▶ **Job**
Count how many lines hold the string "Future". Answer with that number and nothing more.

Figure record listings
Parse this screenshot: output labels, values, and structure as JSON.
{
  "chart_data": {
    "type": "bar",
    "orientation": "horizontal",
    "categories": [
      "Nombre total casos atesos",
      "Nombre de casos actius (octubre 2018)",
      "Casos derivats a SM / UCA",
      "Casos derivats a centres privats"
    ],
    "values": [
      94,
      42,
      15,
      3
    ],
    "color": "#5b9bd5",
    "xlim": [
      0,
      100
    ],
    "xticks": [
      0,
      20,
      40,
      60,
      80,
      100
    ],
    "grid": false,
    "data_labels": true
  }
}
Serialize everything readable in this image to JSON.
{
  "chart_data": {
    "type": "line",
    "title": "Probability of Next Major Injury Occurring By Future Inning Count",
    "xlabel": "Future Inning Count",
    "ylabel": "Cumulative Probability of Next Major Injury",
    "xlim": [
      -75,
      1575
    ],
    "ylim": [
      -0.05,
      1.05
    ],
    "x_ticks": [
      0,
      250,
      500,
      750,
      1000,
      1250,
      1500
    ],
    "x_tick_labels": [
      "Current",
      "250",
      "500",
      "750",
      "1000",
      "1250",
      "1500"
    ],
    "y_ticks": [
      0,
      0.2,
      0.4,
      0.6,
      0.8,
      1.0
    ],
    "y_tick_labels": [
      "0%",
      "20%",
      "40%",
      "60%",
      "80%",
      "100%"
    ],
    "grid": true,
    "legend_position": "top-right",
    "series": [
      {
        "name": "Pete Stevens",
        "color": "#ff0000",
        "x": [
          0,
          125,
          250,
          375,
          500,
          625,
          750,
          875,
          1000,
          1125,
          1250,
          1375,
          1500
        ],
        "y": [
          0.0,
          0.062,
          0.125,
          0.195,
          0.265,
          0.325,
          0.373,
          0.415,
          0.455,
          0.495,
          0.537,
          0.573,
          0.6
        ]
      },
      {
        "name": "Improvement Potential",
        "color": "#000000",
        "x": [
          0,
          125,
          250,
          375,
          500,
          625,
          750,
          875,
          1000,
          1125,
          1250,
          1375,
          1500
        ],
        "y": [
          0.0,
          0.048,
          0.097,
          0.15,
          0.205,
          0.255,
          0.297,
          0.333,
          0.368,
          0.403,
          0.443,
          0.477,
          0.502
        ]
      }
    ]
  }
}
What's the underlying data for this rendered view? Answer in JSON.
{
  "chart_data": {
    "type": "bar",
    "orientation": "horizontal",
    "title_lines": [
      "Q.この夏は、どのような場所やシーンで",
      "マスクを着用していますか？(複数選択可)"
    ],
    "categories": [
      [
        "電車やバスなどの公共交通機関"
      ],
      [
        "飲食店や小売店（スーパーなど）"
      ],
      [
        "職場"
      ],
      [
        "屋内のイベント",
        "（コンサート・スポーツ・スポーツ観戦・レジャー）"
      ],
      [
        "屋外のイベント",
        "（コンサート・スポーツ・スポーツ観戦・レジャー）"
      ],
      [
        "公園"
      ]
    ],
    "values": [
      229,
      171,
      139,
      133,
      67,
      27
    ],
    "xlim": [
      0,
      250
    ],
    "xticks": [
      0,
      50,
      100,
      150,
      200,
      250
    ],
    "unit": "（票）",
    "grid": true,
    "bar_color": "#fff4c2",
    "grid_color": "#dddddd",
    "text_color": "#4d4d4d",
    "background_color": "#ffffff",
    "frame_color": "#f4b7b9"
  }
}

▶ **Answer to this problem**
2